**** INPUT

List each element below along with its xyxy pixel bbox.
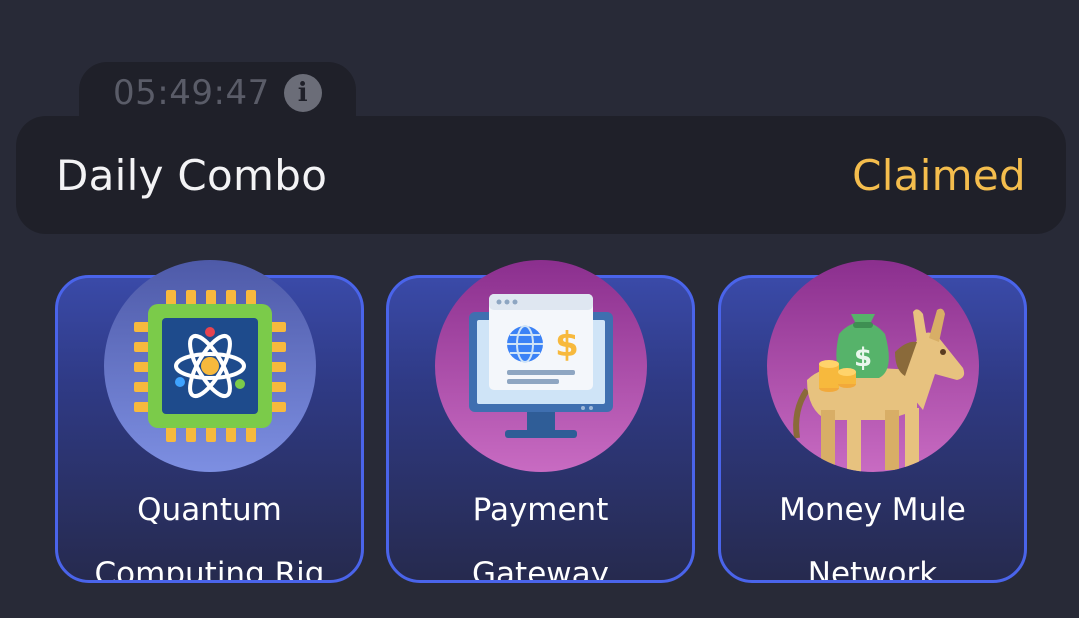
daily-combo-screen: 05:49:47 i Daily Combo Claimed Quantum C… — [0, 0, 1079, 618]
card-label-line1: Quantum — [137, 492, 282, 528]
info-icon[interactable]: i — [283, 74, 322, 112]
payment-monitor-icon: $ — [435, 260, 647, 472]
card-label-line2: Computing Rig — [94, 556, 325, 583]
card-label: Quantum Computing Rig — [58, 478, 361, 583]
daily-combo-header: Daily Combo Claimed — [16, 116, 1066, 234]
svg-text:$: $ — [854, 343, 872, 373]
card-label-line1: Payment — [472, 492, 609, 528]
combo-status-badge: Claimed — [852, 150, 1026, 200]
card-label: Money Mule Network — [721, 478, 1024, 583]
card-label-line2: Network — [807, 556, 938, 583]
card-label: Payment Gateway — [389, 478, 692, 583]
timer-tab: 05:49:47 i — [79, 62, 356, 124]
card-label-line1: Money Mule — [779, 492, 966, 528]
svg-text:$: $ — [555, 325, 579, 365]
quantum-chip-icon — [104, 260, 316, 472]
daily-combo-title: Daily Combo — [56, 150, 328, 200]
card-label-line2: Gateway — [472, 556, 609, 583]
countdown-timer: 05:49:47 — [113, 73, 270, 113]
donkey-money-bag-icon: $ — [767, 260, 979, 472]
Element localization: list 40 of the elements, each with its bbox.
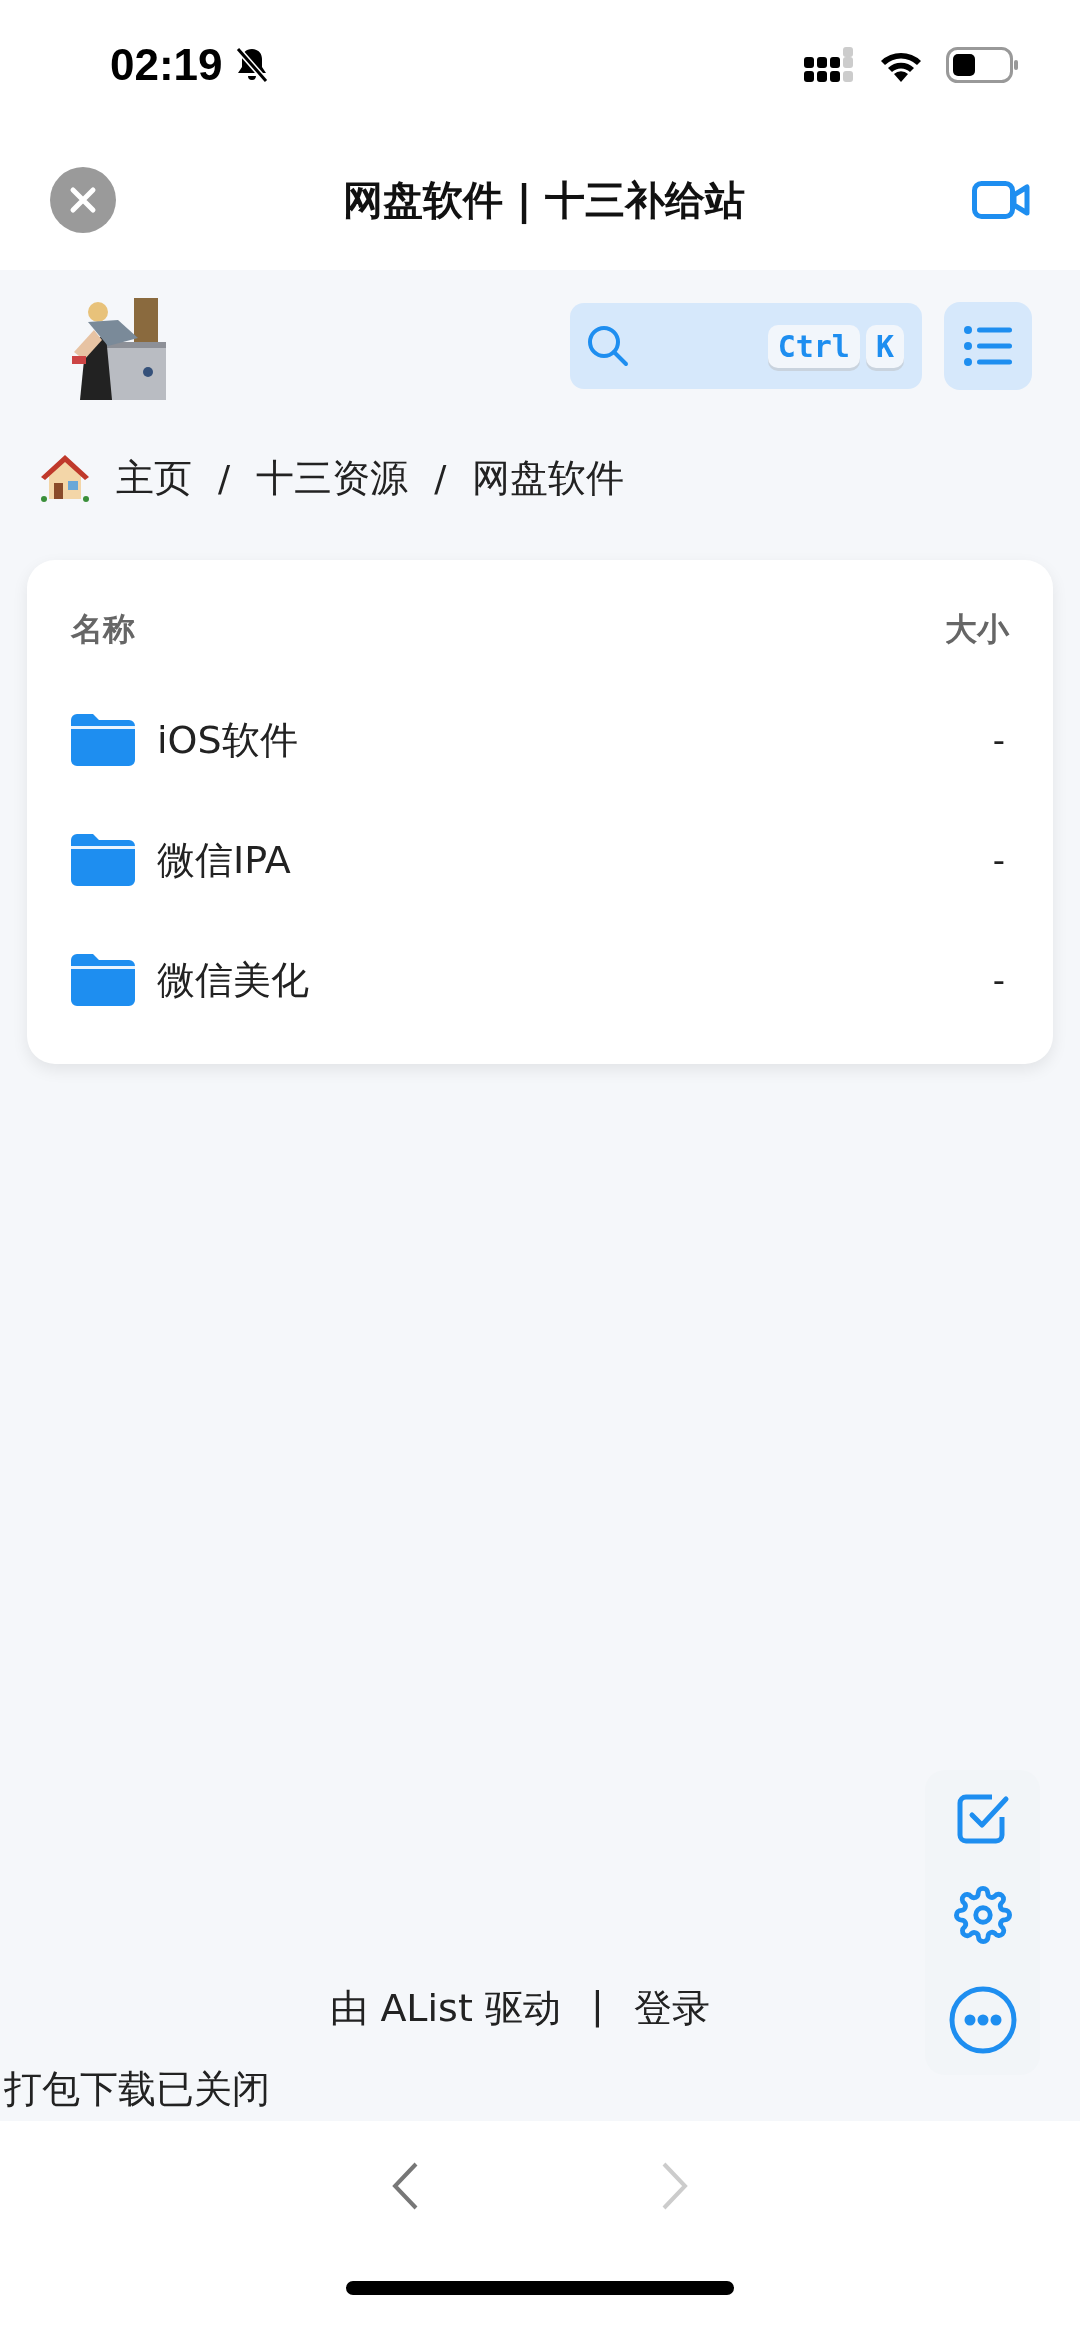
login-link[interactable]: 登录: [633, 1983, 710, 2034]
folder-icon: [71, 834, 135, 886]
size-cell-text: -: [992, 720, 1006, 760]
page-title: 网盘软件 | 十三补给站: [342, 175, 746, 226]
back-icon[interactable]: [390, 2161, 420, 2211]
breadcrumb-link[interactable]: 主页: [116, 452, 192, 504]
folder-name: 微信美化: [157, 956, 309, 1004]
folder-name: iOS软件: [157, 716, 298, 764]
bell-muted-icon: [234, 46, 269, 84]
settings-icon[interactable]: [953, 1886, 1012, 1945]
folder-name: 微信IPA: [157, 836, 291, 884]
breadcrumb-separator: /: [434, 457, 447, 499]
house-icon: [40, 453, 90, 503]
folder-link[interactable]: 微信美化: [71, 954, 309, 1006]
column-header[interactable]: 名称: [71, 608, 135, 652]
video-camera-icon[interactable]: [972, 181, 1030, 219]
more-icon[interactable]: [948, 1986, 1017, 2055]
battery-icon: [946, 47, 1020, 83]
shortcut-key: K: [865, 324, 904, 368]
column-header[interactable]: 大小: [945, 608, 1009, 652]
close-icon: [69, 186, 97, 214]
size-cell-text: -: [992, 840, 1006, 880]
breadcrumb-link[interactable]: 十三资源: [256, 452, 409, 504]
list-icon: [964, 326, 1012, 366]
footer-separator: |: [590, 1983, 604, 2030]
breadcrumb-link[interactable]: 网盘软件: [472, 452, 625, 504]
size-cell-text: -: [992, 960, 1006, 1000]
toast-message: 打包下载已关闭: [3, 2066, 271, 2113]
powered-by-text: 由 AList 驱动: [330, 1985, 561, 2032]
shortcut-key: Ctrl: [767, 324, 860, 368]
status-time: 02:19: [110, 40, 223, 90]
folder-link[interactable]: iOS软件: [71, 714, 298, 766]
folder-icon: [71, 954, 135, 1006]
forward-icon[interactable]: [660, 2161, 690, 2211]
breadcrumb-separator: /: [218, 457, 231, 499]
signal-icon: [804, 47, 856, 83]
folder-link[interactable]: 微信IPA: [71, 834, 291, 886]
search-icon: [586, 324, 630, 368]
list-menu-button[interactable]: [944, 302, 1032, 390]
folder-icon: [71, 714, 135, 766]
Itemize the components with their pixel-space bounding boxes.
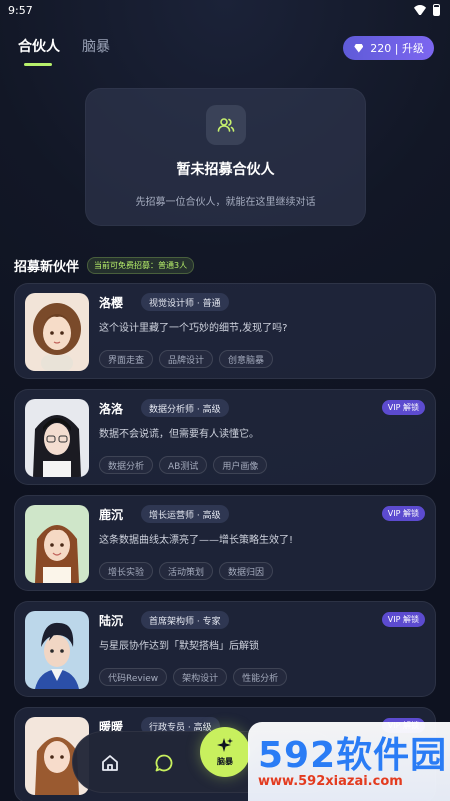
free-quota-badge: 当前可免费招募：普通3人 bbox=[87, 257, 195, 274]
partner-quote: 数据不会说谎，但需要有人读懂它。 bbox=[99, 429, 259, 440]
partner-name: 陆沉 bbox=[99, 614, 124, 628]
watermark-url: www.592xiazai.com bbox=[258, 774, 403, 789]
recruit-section-header: 招募新伙伴 当前可免费招募：普通3人 bbox=[14, 256, 195, 275]
partner-tags: 代码Review 架构设计 性能分析 bbox=[99, 668, 288, 686]
partner-card[interactable]: 洛洛 数据分析师 · 高级 VIP 解锁 数据不会说谎，但需要有人读懂它。 数据… bbox=[14, 389, 436, 485]
watermark-brand: 软件园 bbox=[336, 735, 448, 776]
partner-card[interactable]: 陆沉 首席架构师 · 专家 VIP 解锁 与星辰协作达到「默契搭档」后解锁 代码… bbox=[14, 601, 436, 697]
empty-state-card: 暂未招募合伙人 先招募一位合伙人，就能在这里继续对话 bbox=[85, 88, 366, 226]
partner-role-badge: 数据分析师 · 高级 bbox=[141, 399, 229, 417]
partner-name: 鹿沉 bbox=[99, 508, 124, 522]
vip-unlock-badge[interactable]: VIP 解锁 bbox=[381, 400, 425, 415]
avatar bbox=[25, 505, 89, 583]
section-title: 招募新伙伴 bbox=[14, 260, 80, 275]
tab-brainstorm-label: 脑暴 bbox=[82, 39, 110, 55]
credits-label: 220 | 升级 bbox=[370, 42, 424, 55]
vip-unlock-badge[interactable]: VIP 解锁 bbox=[381, 612, 425, 627]
battery-icon bbox=[433, 4, 440, 16]
partner-card[interactable]: 鹿沉 增长运营师 · 高级 VIP 解锁 这条数据曲线太漂亮了——增长策略生效了… bbox=[14, 495, 436, 591]
partner-tags: 增长实验 活动策划 数据归因 bbox=[99, 562, 274, 580]
partner-role-badge: 增长运营师 · 高级 bbox=[141, 505, 229, 523]
diamond-icon bbox=[353, 43, 364, 54]
skill-tag: 数据归因 bbox=[219, 562, 274, 580]
partner-tags: 界面走查 品牌设计 创意脑暴 bbox=[99, 350, 274, 368]
avatar bbox=[25, 293, 89, 371]
skill-tag: 活动策划 bbox=[159, 562, 214, 580]
avatar bbox=[25, 399, 89, 477]
skill-tag: 增长实验 bbox=[99, 562, 154, 580]
tab-partners-label: 合伙人 bbox=[18, 39, 60, 55]
skill-tag: 品牌设计 bbox=[159, 350, 214, 368]
fab-label: 脑暴 bbox=[217, 757, 233, 766]
skill-tag: 架构设计 bbox=[173, 668, 228, 686]
empty-state-subtitle: 先招募一位合伙人，就能在这里继续对话 bbox=[135, 197, 316, 208]
partner-name: 洛洛 bbox=[99, 402, 124, 416]
status-icons bbox=[413, 4, 440, 16]
watermark-logo: 592软件园 bbox=[258, 726, 447, 778]
credits-upgrade-button[interactable]: 220 | 升级 bbox=[343, 36, 434, 60]
chat-icon[interactable] bbox=[153, 752, 175, 774]
tab-brainstorm[interactable]: 脑暴 bbox=[82, 36, 110, 66]
users-icon bbox=[205, 105, 246, 145]
skill-tag: 创意脑暴 bbox=[219, 350, 274, 368]
skill-tag: 用户画像 bbox=[213, 456, 268, 474]
status-bar: 9:57 bbox=[0, 0, 450, 20]
avatar bbox=[25, 611, 89, 689]
watermark-digits: 592 bbox=[258, 735, 337, 776]
skill-tag: AB测试 bbox=[159, 456, 208, 474]
skill-tag: 界面走查 bbox=[99, 350, 154, 368]
empty-state-title: 暂未招募合伙人 bbox=[176, 162, 275, 178]
partner-name: 洛樱 bbox=[99, 296, 124, 310]
header-tabs: 合伙人 脑暴 bbox=[18, 36, 110, 66]
partner-quote: 这个设计里藏了一个巧妙的细节,发现了吗? bbox=[99, 323, 288, 334]
partner-card[interactable]: 洛樱 视觉设计师 · 普通 这个设计里藏了一个巧妙的细节,发现了吗? 界面走查 … bbox=[14, 283, 436, 379]
active-tab-indicator bbox=[24, 63, 52, 66]
home-icon[interactable] bbox=[99, 752, 121, 774]
partner-quote: 与星辰协作达到「默契搭档」后解锁 bbox=[99, 641, 259, 652]
partner-tags: 数据分析 AB测试 用户画像 bbox=[99, 456, 268, 474]
site-watermark: 592软件园 www.592xiazai.com bbox=[248, 722, 450, 801]
status-time: 9:57 bbox=[8, 3, 33, 17]
tab-partners[interactable]: 合伙人 bbox=[18, 36, 60, 66]
skill-tag: 代码Review bbox=[99, 668, 168, 686]
skill-tag: 性能分析 bbox=[233, 668, 288, 686]
partner-role-badge: 视觉设计师 · 普通 bbox=[141, 293, 229, 311]
partner-role-badge: 首席架构师 · 专家 bbox=[141, 611, 229, 629]
partner-quote: 这条数据曲线太漂亮了——增长策略生效了! bbox=[99, 535, 294, 546]
skill-tag: 数据分析 bbox=[99, 456, 154, 474]
sparkle-icon bbox=[217, 738, 233, 752]
wifi-icon bbox=[413, 5, 427, 15]
vip-unlock-badge[interactable]: VIP 解锁 bbox=[381, 506, 425, 521]
brainstorm-fab-button[interactable]: 脑暴 bbox=[200, 727, 250, 777]
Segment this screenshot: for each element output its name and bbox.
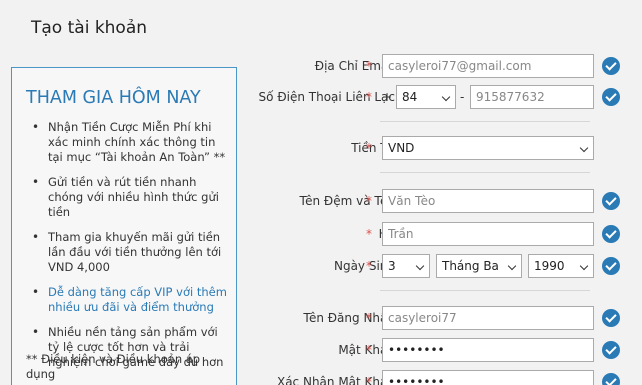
phone-row: Số Điện Thoại Liên Lạc * + 84 - 91587763…	[230, 85, 642, 109]
confirm-password-label: Xác Nhận Mật Khẩu	[276, 375, 395, 385]
check-icon	[602, 88, 620, 106]
phone-dash: -	[460, 90, 465, 104]
promo-list: Nhận Tiền Cược Miễn Phí khi xác minh chí…	[30, 120, 230, 380]
phone-number-input[interactable]: 915877632	[470, 85, 594, 109]
middle-name-row: Tên Đệm và Tên * Văn Tèo	[230, 189, 642, 213]
password-row: Mật Khẩu * ••••••••	[230, 338, 642, 362]
promo-item: Gửi tiền và rút tiền nhanh chóng với nhi…	[30, 175, 230, 220]
required-mark: *	[366, 259, 372, 273]
password-input[interactable]: ••••••••	[382, 338, 594, 362]
username-row: Tên Đăng Nhập * casyleroi77	[230, 306, 642, 330]
required-mark: *	[366, 227, 372, 241]
required-mark: *	[366, 141, 372, 155]
country-code-select[interactable]: 84	[396, 85, 456, 109]
promo-item-vip-link[interactable]: Dễ dàng tăng cấp VIP với thêm nhiều ưu đ…	[30, 285, 230, 315]
promo-title: THAM GIA HÔM NAY	[26, 88, 201, 108]
birth-year-select[interactable]: 1990	[528, 254, 594, 278]
required-mark: *	[366, 90, 372, 104]
required-mark: *	[366, 375, 372, 385]
required-mark: *	[366, 343, 372, 357]
confirm-password-row: Xác Nhận Mật Khẩu * ••••••••	[230, 370, 642, 385]
check-icon	[602, 373, 620, 385]
required-mark: *	[366, 59, 372, 73]
last-name-row: Họ * Trần	[230, 222, 642, 246]
birth-month-select[interactable]: Tháng Ba	[436, 254, 522, 278]
birthday-row: Ngày Sinh * 3 Tháng Ba 1990	[230, 254, 642, 278]
phone-label: Số Điện Thoại Liên Lạc	[258, 90, 395, 104]
check-icon	[602, 225, 620, 243]
check-icon	[602, 57, 620, 75]
email-input[interactable]: casyleroi77@gmail.com	[382, 54, 594, 78]
divider	[380, 290, 590, 291]
check-icon	[602, 192, 620, 210]
phone-plus-sign: +	[382, 90, 393, 104]
promo-panel: THAM GIA HÔM NAY Nhận Tiền Cược Miễn Phí…	[11, 67, 237, 385]
middle-name-input[interactable]: Văn Tèo	[382, 189, 594, 213]
check-icon	[602, 309, 620, 327]
page-title: Tạo tài khoản	[31, 18, 148, 38]
currency-select[interactable]: VND	[382, 136, 594, 160]
promo-item: Nhận Tiền Cược Miễn Phí khi xác minh chí…	[30, 120, 230, 165]
check-icon	[602, 257, 620, 275]
divider	[380, 121, 590, 122]
required-mark: *	[366, 194, 372, 208]
username-input[interactable]: casyleroi77	[382, 306, 594, 330]
middle-name-label: Tên Đệm và Tên	[299, 194, 395, 208]
birth-day-select[interactable]: 3	[382, 254, 430, 278]
promo-item: Tham gia khuyến mãi gửi tiền lần đầu với…	[30, 230, 230, 275]
confirm-password-input[interactable]: ••••••••	[382, 370, 594, 385]
divider	[380, 172, 590, 173]
required-mark: *	[366, 311, 372, 325]
check-icon	[602, 341, 620, 359]
last-name-input[interactable]: Trần	[382, 222, 594, 246]
email-row: Địa Chỉ Email * casyleroi77@gmail.com	[230, 54, 642, 78]
currency-row: Tiền Tệ * VND	[230, 136, 642, 160]
terms-note: ** Điều kiện và Điều khoản áp dụng	[26, 352, 201, 381]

********

* BRIEF: Print the stretch of lines from the one containing "daily-combo-screen: 05:49:47 i" through the one containing "daily-combo-title: Daily Combo", both included, reproducing each line character for character.

* OUTPUT FOR THIS TASK:
daily-combo-screen: 05:49:47 i Daily Combo Claimed Quantum C… — [0, 0, 1079, 618]
card-label-line1: Quantum — [137, 492, 282, 528]
info-icon[interactable]: i — [283, 74, 322, 112]
payment-monitor-icon: $ — [435, 260, 647, 472]
card-label-line2: Computing Rig — [94, 556, 325, 583]
card-label: Quantum Computing Rig — [58, 478, 361, 583]
daily-combo-header: Daily Combo Claimed — [16, 116, 1066, 234]
svg-text:$: $ — [854, 343, 872, 373]
card-label-line1: Payment — [472, 492, 609, 528]
combo-status-badge: Claimed — [852, 150, 1026, 200]
card-label: Money Mule Network — [721, 478, 1024, 583]
card-label-line2: Network — [807, 556, 938, 583]
card-label: Payment Gateway — [389, 478, 692, 583]
timer-tab: 05:49:47 i — [79, 62, 356, 124]
card-label-line1: Money Mule — [779, 492, 966, 528]
svg-text:$: $ — [555, 325, 579, 365]
quantum-chip-icon — [104, 260, 316, 472]
daily-combo-title: Daily Combo — [56, 150, 328, 200]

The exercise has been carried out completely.